WORK TO COMPLETE: What is the number of lines containing "Regulator"? Give only that number.

MATERIAL PROVIDED:
----------------------------------------

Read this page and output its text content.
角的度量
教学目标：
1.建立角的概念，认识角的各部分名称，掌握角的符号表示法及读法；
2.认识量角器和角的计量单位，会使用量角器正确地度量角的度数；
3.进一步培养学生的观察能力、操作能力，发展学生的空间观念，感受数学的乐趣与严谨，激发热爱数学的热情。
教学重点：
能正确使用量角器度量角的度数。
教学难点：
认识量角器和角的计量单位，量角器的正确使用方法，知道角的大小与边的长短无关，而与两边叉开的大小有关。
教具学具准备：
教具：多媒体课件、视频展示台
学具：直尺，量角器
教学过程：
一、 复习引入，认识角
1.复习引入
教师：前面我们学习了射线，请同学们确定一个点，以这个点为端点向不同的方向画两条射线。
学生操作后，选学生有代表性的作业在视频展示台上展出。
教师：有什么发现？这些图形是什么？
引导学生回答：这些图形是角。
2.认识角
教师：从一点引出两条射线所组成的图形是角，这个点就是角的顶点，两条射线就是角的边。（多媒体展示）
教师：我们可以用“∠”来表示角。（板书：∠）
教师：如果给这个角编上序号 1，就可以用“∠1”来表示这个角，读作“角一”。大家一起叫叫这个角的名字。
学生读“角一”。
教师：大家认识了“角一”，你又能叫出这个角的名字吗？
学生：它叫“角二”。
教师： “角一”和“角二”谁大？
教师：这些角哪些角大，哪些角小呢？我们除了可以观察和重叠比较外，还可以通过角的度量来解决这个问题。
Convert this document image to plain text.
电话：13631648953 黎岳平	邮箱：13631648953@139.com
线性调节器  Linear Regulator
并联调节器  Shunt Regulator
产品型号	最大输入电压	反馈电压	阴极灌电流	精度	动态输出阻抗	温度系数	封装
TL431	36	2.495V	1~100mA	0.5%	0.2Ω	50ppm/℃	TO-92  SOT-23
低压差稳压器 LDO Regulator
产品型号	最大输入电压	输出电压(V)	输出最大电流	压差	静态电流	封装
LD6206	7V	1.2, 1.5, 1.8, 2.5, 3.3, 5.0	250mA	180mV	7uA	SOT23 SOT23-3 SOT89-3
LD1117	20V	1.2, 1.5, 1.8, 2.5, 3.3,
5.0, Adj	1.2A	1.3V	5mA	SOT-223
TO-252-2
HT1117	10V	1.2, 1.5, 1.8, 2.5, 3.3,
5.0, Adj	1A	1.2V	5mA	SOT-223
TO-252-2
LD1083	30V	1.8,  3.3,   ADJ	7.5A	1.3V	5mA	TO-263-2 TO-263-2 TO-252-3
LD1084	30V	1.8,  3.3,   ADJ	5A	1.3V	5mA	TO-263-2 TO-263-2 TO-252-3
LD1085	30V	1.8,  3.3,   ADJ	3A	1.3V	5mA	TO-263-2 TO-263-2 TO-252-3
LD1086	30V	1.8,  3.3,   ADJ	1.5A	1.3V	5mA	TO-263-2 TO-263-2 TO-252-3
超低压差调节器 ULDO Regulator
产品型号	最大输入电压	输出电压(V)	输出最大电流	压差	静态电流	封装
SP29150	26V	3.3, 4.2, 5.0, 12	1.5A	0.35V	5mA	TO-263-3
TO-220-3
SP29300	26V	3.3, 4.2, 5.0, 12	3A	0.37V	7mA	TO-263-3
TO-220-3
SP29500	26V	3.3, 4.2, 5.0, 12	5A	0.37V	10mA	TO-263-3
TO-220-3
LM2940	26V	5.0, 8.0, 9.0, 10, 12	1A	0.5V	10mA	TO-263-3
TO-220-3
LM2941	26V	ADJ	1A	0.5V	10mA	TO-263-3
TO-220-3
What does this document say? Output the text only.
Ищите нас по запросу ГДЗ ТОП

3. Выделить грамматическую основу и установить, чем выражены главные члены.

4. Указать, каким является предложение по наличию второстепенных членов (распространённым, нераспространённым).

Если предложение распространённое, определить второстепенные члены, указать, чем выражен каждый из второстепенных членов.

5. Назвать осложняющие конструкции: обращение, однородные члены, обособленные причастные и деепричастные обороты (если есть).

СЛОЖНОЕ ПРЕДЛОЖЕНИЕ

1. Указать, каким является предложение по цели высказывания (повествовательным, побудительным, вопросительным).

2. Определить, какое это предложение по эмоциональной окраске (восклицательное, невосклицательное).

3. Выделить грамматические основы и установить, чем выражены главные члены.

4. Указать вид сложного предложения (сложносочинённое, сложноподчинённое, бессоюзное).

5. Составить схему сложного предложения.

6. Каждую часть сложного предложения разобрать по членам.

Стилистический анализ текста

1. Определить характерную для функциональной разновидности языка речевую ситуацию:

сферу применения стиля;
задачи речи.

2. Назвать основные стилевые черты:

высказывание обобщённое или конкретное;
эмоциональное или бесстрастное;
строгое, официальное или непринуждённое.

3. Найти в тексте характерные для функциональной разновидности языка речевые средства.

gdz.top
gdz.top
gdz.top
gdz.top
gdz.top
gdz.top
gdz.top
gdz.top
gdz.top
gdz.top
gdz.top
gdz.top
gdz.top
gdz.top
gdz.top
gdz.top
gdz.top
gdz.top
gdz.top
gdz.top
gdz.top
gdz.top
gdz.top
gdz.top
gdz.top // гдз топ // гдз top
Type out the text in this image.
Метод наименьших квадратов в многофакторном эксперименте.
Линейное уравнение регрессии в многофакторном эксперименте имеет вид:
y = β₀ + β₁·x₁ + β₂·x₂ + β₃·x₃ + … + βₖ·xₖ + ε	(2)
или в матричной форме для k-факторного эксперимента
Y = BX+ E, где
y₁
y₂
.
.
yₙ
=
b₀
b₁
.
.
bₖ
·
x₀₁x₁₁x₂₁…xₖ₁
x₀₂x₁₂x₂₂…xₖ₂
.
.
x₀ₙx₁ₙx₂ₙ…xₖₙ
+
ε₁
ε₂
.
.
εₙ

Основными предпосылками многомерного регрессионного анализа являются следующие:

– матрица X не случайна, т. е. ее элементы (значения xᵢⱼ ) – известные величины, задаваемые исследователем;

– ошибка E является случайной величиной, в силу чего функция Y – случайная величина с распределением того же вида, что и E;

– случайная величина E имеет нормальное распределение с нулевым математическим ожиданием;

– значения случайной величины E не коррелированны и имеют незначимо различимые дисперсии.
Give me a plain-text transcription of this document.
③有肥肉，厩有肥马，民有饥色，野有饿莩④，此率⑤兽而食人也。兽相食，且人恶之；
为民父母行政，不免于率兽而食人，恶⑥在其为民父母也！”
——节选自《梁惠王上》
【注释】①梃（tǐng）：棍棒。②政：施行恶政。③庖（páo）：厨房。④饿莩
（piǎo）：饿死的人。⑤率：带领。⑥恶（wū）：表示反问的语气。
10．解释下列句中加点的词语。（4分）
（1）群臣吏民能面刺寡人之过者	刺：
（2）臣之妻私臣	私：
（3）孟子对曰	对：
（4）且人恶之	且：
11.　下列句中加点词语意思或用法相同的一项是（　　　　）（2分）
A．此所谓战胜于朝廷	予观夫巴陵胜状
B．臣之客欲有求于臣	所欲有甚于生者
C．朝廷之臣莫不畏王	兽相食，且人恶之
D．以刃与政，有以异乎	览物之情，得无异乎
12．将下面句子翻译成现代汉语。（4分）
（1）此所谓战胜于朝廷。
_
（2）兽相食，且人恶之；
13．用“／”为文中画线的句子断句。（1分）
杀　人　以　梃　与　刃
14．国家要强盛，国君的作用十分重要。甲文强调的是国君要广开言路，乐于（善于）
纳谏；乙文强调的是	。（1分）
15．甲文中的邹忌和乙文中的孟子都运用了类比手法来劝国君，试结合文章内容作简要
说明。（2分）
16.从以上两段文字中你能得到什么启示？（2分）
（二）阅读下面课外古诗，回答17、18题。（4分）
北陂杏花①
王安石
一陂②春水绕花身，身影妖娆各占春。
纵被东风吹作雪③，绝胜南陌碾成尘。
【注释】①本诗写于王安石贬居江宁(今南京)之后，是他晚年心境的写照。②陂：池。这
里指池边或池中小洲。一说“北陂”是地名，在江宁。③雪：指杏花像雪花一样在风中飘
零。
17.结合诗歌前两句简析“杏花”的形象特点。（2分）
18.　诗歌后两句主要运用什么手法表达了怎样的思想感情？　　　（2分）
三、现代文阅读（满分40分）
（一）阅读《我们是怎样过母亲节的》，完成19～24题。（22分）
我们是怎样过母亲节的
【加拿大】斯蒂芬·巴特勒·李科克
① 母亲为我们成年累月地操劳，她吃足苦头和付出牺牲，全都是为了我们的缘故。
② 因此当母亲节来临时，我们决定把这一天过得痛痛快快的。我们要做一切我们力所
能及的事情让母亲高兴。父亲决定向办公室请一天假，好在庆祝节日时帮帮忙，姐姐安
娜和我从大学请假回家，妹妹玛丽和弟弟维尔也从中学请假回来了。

----------------------------------------

RESPONSE TO THIS TASK: 4